→ WHAT TO WORK ON: Reply with the count of lines holding "rest", nothing more.

→ RECORDS PROVIDED:
-------------------------
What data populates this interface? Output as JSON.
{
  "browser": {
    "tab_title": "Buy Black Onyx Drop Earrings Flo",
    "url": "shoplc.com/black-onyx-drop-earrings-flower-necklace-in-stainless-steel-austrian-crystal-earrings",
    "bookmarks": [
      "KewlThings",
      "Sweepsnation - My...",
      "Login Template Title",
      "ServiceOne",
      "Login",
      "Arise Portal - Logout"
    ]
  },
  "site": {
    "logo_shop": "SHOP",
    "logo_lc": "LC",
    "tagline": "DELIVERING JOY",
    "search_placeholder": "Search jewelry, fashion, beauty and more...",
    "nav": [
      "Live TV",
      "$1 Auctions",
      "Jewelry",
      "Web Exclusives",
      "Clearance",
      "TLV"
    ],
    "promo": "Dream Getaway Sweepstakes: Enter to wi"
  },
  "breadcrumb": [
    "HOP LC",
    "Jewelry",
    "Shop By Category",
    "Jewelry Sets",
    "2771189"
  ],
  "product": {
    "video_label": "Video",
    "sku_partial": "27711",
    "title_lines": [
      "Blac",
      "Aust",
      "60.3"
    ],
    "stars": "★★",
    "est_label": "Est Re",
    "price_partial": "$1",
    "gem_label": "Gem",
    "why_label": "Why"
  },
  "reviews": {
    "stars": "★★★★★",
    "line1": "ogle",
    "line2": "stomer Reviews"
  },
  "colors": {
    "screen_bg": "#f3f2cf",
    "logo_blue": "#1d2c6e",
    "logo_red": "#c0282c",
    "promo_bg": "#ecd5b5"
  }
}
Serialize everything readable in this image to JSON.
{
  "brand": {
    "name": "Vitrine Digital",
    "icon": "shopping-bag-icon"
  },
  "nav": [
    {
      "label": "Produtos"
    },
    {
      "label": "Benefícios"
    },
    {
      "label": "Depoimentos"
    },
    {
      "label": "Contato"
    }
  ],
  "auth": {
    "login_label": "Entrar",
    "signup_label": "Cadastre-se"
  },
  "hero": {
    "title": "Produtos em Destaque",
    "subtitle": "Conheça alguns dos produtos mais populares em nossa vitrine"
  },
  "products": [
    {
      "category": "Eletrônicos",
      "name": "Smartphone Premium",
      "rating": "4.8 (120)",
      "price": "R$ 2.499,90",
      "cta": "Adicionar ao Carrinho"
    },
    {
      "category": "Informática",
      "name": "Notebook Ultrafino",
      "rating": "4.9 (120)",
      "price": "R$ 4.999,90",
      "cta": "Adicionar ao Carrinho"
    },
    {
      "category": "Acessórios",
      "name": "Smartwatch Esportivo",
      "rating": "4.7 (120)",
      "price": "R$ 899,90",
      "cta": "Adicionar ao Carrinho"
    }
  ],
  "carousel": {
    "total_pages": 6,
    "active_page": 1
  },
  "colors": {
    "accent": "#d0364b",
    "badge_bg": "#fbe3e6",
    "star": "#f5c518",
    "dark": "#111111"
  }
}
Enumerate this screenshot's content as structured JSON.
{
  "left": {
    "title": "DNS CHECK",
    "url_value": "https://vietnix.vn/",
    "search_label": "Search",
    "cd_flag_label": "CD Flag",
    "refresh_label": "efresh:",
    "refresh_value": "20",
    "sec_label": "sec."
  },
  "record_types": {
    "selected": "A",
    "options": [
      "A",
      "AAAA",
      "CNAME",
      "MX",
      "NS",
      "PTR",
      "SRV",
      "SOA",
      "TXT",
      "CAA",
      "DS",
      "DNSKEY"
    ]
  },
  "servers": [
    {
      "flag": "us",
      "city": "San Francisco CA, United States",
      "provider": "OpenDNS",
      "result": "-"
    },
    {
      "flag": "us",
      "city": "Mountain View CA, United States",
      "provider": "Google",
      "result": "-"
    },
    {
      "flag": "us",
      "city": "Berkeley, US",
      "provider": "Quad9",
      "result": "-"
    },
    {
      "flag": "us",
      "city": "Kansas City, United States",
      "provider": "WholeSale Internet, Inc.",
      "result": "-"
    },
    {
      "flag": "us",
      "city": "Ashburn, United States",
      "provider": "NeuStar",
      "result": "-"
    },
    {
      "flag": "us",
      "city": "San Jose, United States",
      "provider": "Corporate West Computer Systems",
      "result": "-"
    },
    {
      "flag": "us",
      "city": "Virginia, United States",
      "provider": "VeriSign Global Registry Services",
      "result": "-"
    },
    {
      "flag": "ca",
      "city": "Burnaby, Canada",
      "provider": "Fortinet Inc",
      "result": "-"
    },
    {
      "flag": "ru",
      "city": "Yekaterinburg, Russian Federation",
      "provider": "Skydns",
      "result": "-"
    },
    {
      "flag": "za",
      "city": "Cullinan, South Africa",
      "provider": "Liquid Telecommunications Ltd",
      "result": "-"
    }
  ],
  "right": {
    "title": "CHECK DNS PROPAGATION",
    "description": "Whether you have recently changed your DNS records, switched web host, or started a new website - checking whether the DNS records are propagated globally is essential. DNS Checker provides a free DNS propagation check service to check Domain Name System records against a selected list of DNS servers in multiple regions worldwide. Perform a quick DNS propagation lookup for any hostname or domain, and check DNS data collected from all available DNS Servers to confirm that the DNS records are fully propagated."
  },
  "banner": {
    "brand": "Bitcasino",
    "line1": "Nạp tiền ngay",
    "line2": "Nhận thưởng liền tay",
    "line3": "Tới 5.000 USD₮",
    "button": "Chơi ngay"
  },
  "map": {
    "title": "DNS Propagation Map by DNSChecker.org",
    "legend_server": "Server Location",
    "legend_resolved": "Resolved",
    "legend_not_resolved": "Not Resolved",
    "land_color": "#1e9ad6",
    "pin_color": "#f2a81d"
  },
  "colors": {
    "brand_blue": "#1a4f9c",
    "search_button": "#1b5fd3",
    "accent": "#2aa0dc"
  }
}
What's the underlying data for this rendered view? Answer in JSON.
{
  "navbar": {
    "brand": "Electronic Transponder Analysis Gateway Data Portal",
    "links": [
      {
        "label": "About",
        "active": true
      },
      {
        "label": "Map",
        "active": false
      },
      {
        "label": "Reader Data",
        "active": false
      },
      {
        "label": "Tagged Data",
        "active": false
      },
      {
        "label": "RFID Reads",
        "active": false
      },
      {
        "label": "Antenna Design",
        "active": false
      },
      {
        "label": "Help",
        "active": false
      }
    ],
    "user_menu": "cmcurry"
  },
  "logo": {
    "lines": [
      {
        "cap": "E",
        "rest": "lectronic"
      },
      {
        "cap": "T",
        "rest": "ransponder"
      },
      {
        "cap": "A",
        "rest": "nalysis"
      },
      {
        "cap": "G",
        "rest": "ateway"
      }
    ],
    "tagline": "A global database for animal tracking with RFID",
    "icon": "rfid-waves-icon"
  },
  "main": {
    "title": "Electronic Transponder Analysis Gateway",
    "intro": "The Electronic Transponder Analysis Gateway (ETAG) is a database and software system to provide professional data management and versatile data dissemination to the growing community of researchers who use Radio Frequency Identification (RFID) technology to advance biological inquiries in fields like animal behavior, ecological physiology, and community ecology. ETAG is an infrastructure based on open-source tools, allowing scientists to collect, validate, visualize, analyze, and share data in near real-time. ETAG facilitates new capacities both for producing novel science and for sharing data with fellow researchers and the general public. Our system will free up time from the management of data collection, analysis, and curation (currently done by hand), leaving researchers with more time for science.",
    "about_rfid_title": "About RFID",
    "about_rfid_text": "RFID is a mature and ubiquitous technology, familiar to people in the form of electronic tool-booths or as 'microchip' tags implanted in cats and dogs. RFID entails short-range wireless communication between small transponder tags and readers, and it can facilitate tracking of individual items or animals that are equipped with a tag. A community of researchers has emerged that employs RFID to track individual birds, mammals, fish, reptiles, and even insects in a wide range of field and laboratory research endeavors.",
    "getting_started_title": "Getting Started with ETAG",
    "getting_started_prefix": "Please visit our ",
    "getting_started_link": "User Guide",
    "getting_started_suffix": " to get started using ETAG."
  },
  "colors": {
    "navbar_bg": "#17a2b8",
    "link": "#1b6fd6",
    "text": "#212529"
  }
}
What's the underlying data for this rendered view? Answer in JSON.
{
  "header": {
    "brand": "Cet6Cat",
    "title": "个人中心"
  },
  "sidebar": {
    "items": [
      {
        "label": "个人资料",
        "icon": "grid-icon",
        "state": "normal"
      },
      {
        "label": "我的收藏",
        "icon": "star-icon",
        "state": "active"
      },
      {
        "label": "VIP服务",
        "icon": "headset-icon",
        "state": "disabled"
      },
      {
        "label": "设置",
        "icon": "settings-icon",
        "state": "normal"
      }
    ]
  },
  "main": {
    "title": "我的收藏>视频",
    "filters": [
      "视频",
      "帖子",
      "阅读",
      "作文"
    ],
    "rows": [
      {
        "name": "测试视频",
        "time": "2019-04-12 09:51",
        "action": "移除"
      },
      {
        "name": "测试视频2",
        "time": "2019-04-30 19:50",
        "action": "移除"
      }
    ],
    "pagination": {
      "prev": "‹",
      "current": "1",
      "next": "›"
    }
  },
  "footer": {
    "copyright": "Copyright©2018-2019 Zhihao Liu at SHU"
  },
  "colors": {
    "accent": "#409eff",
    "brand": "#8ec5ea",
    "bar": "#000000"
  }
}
-------------------------
→ RESULT OF THE TASK: 4